Exercise objective
Give every line back verbatim, dropping all images.

Supplied data

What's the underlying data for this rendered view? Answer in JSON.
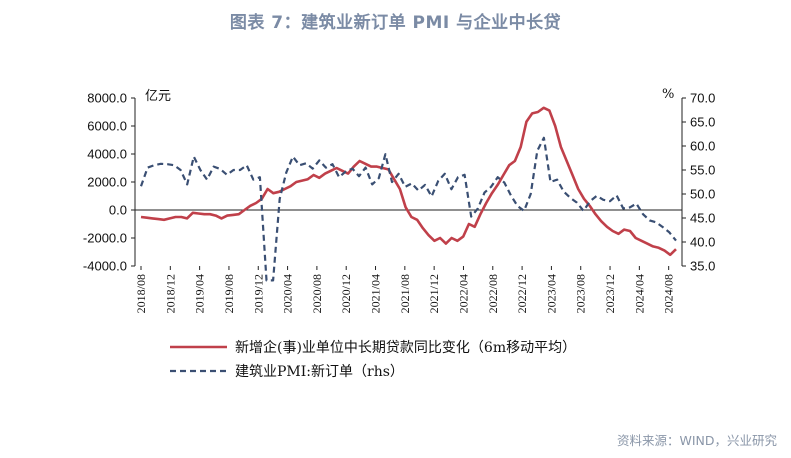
{
  "title": "图表 7：建筑业新订单 PMI 与企业中长贷",
  "source": "资料来源：WIND，兴业研究",
  "chart_data": {
    "type": "line",
    "left_axis": {
      "unit": "亿元",
      "min": -4000,
      "max": 8000,
      "step": 2000,
      "ticks": [
        "8000.0",
        "6000.0",
        "4000.0",
        "2000.0",
        "0.0",
        "-2000.0",
        "-4000.0"
      ]
    },
    "right_axis": {
      "unit": "%",
      "min": 35,
      "max": 70,
      "step": 5,
      "ticks": [
        "70.0",
        "65.0",
        "60.0",
        "55.0",
        "50.0",
        "45.0",
        "40.0",
        "35.0"
      ]
    },
    "x_ticks": [
      "2018/08",
      "2018/12",
      "2019/04",
      "2019/08",
      "2019/12",
      "2020/04",
      "2020/08",
      "2020/12",
      "2021/04",
      "2021/08",
      "2021/12",
      "2022/04",
      "2022/08",
      "2022/12",
      "2023/04",
      "2023/08",
      "2023/12",
      "2024/04",
      "2024/08"
    ],
    "grid": false,
    "legend_placement": "bottom",
    "series": [
      {
        "name": "新增企(事)业单位中长期贷款同比变化（6m移动平均）",
        "axis": "left",
        "style": "solid",
        "color": "#c0404a",
        "values": [
          -500,
          -550,
          -600,
          -650,
          -700,
          -600,
          -500,
          -500,
          -600,
          -200,
          -250,
          -300,
          -300,
          -400,
          -600,
          -400,
          -350,
          -300,
          0,
          300,
          500,
          800,
          1500,
          1200,
          1300,
          1500,
          1700,
          2000,
          2100,
          2200,
          2500,
          2300,
          2600,
          2800,
          3000,
          2800,
          2600,
          3100,
          3500,
          3300,
          3100,
          3100,
          3000,
          2900,
          2200,
          1500,
          200,
          -500,
          -700,
          -1300,
          -1800,
          -2200,
          -2000,
          -2400,
          -2000,
          -2200,
          -1900,
          -1000,
          -1200,
          -300,
          500,
          1200,
          1800,
          2500,
          3200,
          3500,
          4500,
          6300,
          6900,
          7000,
          7300,
          7100,
          6000,
          4500,
          3500,
          2500,
          1500,
          800,
          300,
          -300,
          -800,
          -1200,
          -1500,
          -1700,
          -1400,
          -1500,
          -2000,
          -2200,
          -2400,
          -2600,
          -2700,
          -2900,
          -3200,
          -2800
        ]
      },
      {
        "name": "建筑业PMI:新订单（rhs）",
        "axis": "right",
        "style": "dashed",
        "color": "#3a4f73",
        "values": [
          51.6,
          55.5,
          56.0,
          56.3,
          56.2,
          56.0,
          55.0,
          52.0,
          57.8,
          55.0,
          53.0,
          55.7,
          55.2,
          54.0,
          55.0,
          55.0,
          56.0,
          53.0,
          53.5,
          32.0,
          32.0,
          49.0,
          54.5,
          57.8,
          56.0,
          56.4,
          55.3,
          57.0,
          55.5,
          56.2,
          53.5,
          54.7,
          55.3,
          53.7,
          55.5,
          52.0,
          53.3,
          58.3,
          52.5,
          54.2,
          51.5,
          52.2,
          50.7,
          51.9,
          49.5,
          52.7,
          54.2,
          51.0,
          53.5,
          54.0,
          45.3,
          47.0,
          50.3,
          51.5,
          53.5,
          52.4,
          49.7,
          47.5,
          46.5,
          50.0,
          59.0,
          61.7,
          52.5,
          53.0,
          50.5,
          49.2,
          48.2,
          46.5,
          48.5,
          49.6,
          48.8,
          48.5,
          49.7,
          47.0,
          47.2,
          48.0,
          45.8,
          44.5,
          44.1,
          43.1,
          42.0,
          40.3
        ]
      }
    ]
  }
}
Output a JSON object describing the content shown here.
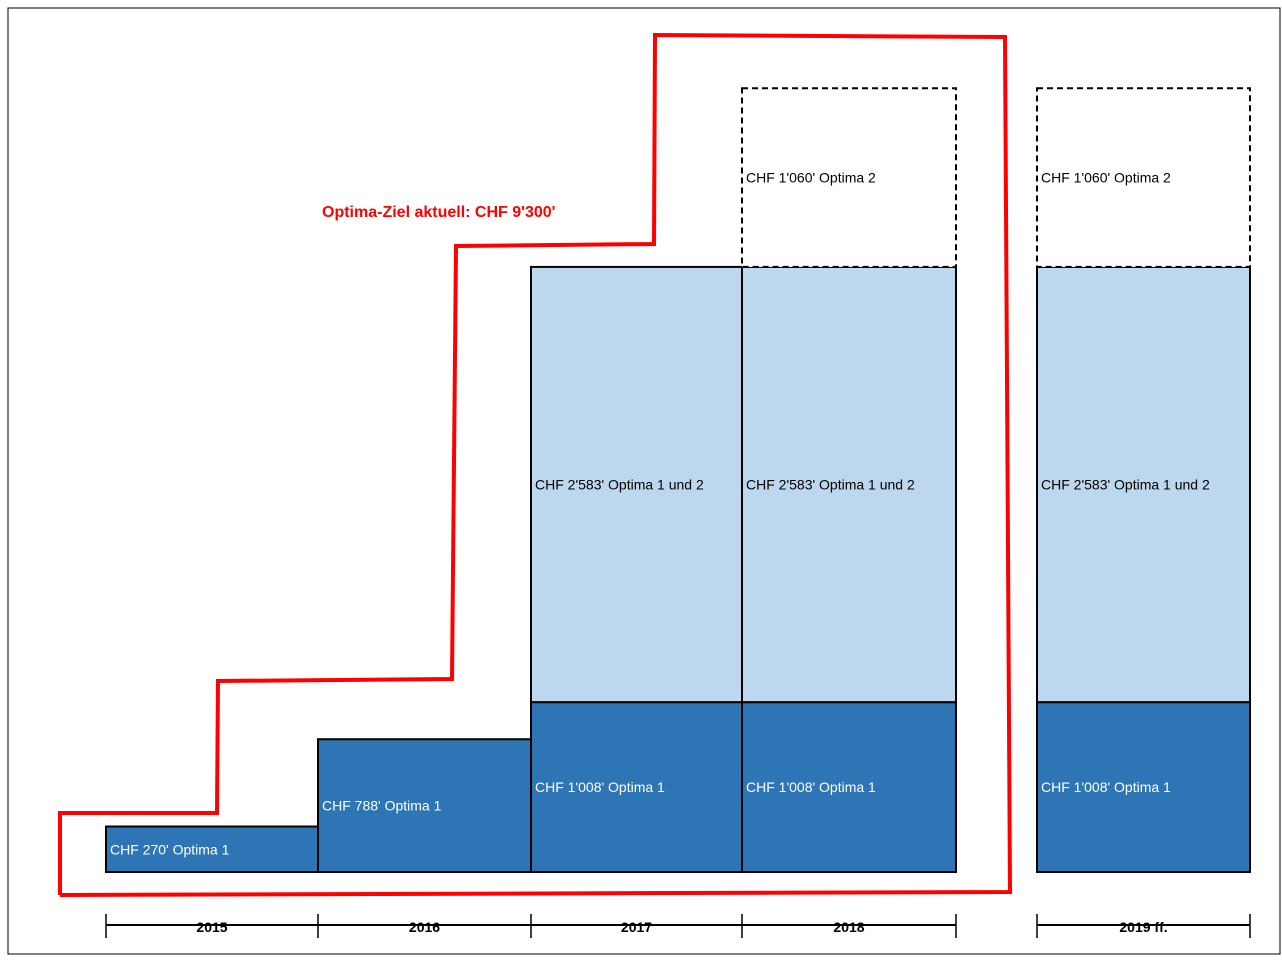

Exercise solution
What's the underlying data for this rendered view? Answer in JSON.
{
  "title": "图表 7：建筑业新订单 PMI 与企业中长贷",
  "source": "资料来源：WIND，兴业研究",
  "chart_data": {
    "type": "line",
    "left_axis": {
      "unit": "亿元",
      "min": -4000,
      "max": 8000,
      "step": 2000,
      "ticks": [
        "8000.0",
        "6000.0",
        "4000.0",
        "2000.0",
        "0.0",
        "-2000.0",
        "-4000.0"
      ]
    },
    "right_axis": {
      "unit": "%",
      "min": 35,
      "max": 70,
      "step": 5,
      "ticks": [
        "70.0",
        "65.0",
        "60.0",
        "55.0",
        "50.0",
        "45.0",
        "40.0",
        "35.0"
      ]
    },
    "x_ticks": [
      "2018/08",
      "2018/12",
      "2019/04",
      "2019/08",
      "2019/12",
      "2020/04",
      "2020/08",
      "2020/12",
      "2021/04",
      "2021/08",
      "2021/12",
      "2022/04",
      "2022/08",
      "2022/12",
      "2023/04",
      "2023/08",
      "2023/12",
      "2024/04",
      "2024/08"
    ],
    "grid": false,
    "legend_placement": "bottom",
    "series": [
      {
        "name": "新增企(事)业单位中长期贷款同比变化（6m移动平均）",
        "axis": "left",
        "style": "solid",
        "color": "#c0404a",
        "values": [
          -500,
          -550,
          -600,
          -650,
          -700,
          -600,
          -500,
          -500,
          -600,
          -200,
          -250,
          -300,
          -300,
          -400,
          -600,
          -400,
          -350,
          -300,
          0,
          300,
          500,
          800,
          1500,
          1200,
          1300,
          1500,
          1700,
          2000,
          2100,
          2200,
          2500,
          2300,
          2600,
          2800,
          3000,
          2800,
          2600,
          3100,
          3500,
          3300,
          3100,
          3100,
          3000,
          2900,
          2200,
          1500,
          200,
          -500,
          -700,
          -1300,
          -1800,
          -2200,
          -2000,
          -2400,
          -2000,
          -2200,
          -1900,
          -1000,
          -1200,
          -300,
          500,
          1200,
          1800,
          2500,
          3200,
          3500,
          4500,
          6300,
          6900,
          7000,
          7300,
          7100,
          6000,
          4500,
          3500,
          2500,
          1500,
          800,
          300,
          -300,
          -800,
          -1200,
          -1500,
          -1700,
          -1400,
          -1500,
          -2000,
          -2200,
          -2400,
          -2600,
          -2700,
          -2900,
          -3200,
          -2800
        ]
      },
      {
        "name": "建筑业PMI:新订单（rhs）",
        "axis": "right",
        "style": "dashed",
        "color": "#3a4f73",
        "values": [
          51.6,
          55.5,
          56.0,
          56.3,
          56.2,
          56.0,
          55.0,
          52.0,
          57.8,
          55.0,
          53.0,
          55.7,
          55.2,
          54.0,
          55.0,
          55.0,
          56.0,
          53.0,
          53.5,
          32.0,
          32.0,
          49.0,
          54.5,
          57.8,
          56.0,
          56.4,
          55.3,
          57.0,
          55.5,
          56.2,
          53.5,
          54.7,
          55.3,
          53.7,
          55.5,
          52.0,
          53.3,
          58.3,
          52.5,
          54.2,
          51.5,
          52.2,
          50.7,
          51.9,
          49.5,
          52.7,
          54.2,
          51.0,
          53.5,
          54.0,
          45.3,
          47.0,
          50.3,
          51.5,
          53.5,
          52.4,
          49.7,
          47.5,
          46.5,
          50.0,
          59.0,
          61.7,
          52.5,
          53.0,
          50.5,
          49.2,
          48.2,
          46.5,
          48.5,
          49.6,
          48.8,
          48.5,
          49.7,
          47.0,
          47.2,
          48.0,
          45.8,
          44.5,
          44.1,
          43.1,
          42.0,
          40.3
        ]
      }
    ]
  }
}
Output a JSON object describing the content shown here.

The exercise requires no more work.